### Exercise instructions
In the mailing-list reply about input conversion, how many seconds did the implicit and the explicit char-to-num conversion each take?

| Date: | Wed, 28 Feb 1996 18:58:26 +0000 |
| Reply-To: | John Whittington <johnw@MAG-NET.CO.UK> |
| Sender: | "SAS(r) Discussion" <SAS-L@UGA.CC.UGA.EDU> |
| From: | John Whittington <johnw@MAG-NET.CO.UK> |
| Subject: | Re: input function question |
|
On Wed, 28 Feb 1996, Karsten Self <karsten@NEWAGE1.STANFORD.EDU> wrote:
>Adding my two bits -- explicit conversion allows control over exception
>handling -- unless you prefer SAS coughing up an error in the middle of
>your 1.25 million record data read.......
>
>When working with raw data my rule of thumb is to read everything as
>character and convert to numeric, after testing for bad values. I've used
>seven or eight case SELECT/WHEN statements in making date value
>conversions.
Sure. I presume the problem only really arises with character-to-number
conversion, since any valid numeric variable value ought to be convertible
to character. I don't think anyone would suggest that one should ise
implicit conversions on data which might be invalid; that invalid data
needs to be 'sorted out' for any question of conversion (implicit or
explicit) arises.
>Regarding efficiency, I'm unable to substantiate my claim, but disagree
>with John. My understanding is that implicit type conversions are less
>efficient.
I still can't find the comment in TFM I was thinking of; maybe I dreamed it
:-) I have therefore 'done the experiemnt' and, since Karsten mentiopned
1.25 million obs, that's what I've used (6.10 on 60 MHz Pentium). The log
which follows shows that Karsten seems to be just about right, although the
difference between implicit and explicit char-to-num conversion (116.2
seconds vs. 107.6 seconds) is really not worth talking about:
73
74 data test (drop=i);
75 do i=1 to 1250000; charvar='9999'; output; end;
76 run;
NOTE: The data set WORK.TEST has 1250000 observations and 1 variables.
NOTE: The DATA statement used 26.25 seconds.

### Source data
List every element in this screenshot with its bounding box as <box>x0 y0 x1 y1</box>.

### Task result
Implicit took 116.2 seconds and explicit took 107.6 seconds.